## Start Task data

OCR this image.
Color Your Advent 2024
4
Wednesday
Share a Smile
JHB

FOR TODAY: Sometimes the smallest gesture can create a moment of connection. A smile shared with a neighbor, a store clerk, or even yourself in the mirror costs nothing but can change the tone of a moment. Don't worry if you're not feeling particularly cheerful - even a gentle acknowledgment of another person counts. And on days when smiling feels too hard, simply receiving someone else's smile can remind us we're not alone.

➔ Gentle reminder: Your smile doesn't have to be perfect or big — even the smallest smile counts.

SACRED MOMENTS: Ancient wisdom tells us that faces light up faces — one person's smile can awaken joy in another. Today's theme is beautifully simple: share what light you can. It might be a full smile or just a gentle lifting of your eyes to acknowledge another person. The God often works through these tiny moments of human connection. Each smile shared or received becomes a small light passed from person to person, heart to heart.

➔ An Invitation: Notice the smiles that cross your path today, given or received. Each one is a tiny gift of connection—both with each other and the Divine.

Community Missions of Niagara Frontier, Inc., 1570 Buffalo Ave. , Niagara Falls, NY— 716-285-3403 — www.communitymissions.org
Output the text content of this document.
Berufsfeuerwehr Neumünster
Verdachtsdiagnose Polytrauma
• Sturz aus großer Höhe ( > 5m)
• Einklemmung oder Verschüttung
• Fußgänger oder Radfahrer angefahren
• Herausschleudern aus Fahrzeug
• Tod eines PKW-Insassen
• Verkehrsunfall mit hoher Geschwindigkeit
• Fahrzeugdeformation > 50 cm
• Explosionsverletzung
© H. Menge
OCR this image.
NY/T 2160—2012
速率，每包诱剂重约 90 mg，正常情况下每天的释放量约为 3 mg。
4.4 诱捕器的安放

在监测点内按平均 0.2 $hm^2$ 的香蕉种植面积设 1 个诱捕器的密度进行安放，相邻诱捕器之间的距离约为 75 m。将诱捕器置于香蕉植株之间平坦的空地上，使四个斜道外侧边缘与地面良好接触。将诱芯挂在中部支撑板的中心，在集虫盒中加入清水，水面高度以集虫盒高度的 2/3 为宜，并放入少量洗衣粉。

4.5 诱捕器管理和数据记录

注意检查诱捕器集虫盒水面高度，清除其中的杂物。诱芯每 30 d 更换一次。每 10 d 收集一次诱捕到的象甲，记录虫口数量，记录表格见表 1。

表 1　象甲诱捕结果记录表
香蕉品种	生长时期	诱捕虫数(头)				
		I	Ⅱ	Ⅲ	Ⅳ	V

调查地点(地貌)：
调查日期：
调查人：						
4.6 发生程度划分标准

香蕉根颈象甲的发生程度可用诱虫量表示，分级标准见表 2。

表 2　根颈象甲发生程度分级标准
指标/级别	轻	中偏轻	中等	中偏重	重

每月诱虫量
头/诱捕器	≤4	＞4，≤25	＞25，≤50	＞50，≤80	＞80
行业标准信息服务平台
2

## End Task data

§ What the task asks:
Lines from the records above that hold "Each" are the ones to list.

§ The completed task:
SACRED MOMENTS: Ancient wisdom tells us that faces light up faces — one person's smile can awaken joy in another. Today's theme is beautifully simple: share what light you can. It might be a full smile or just a gentle lifting of your eyes to acknowledge another person. The God often works through these tiny moments of human connection. Each smile shared or received becomes a small light passed from person to person, heart to heart.
➔ An Invitation: Notice the smiles that cross your path today, given or received. Each one is a tiny gift of connection—both with each other and the Divine.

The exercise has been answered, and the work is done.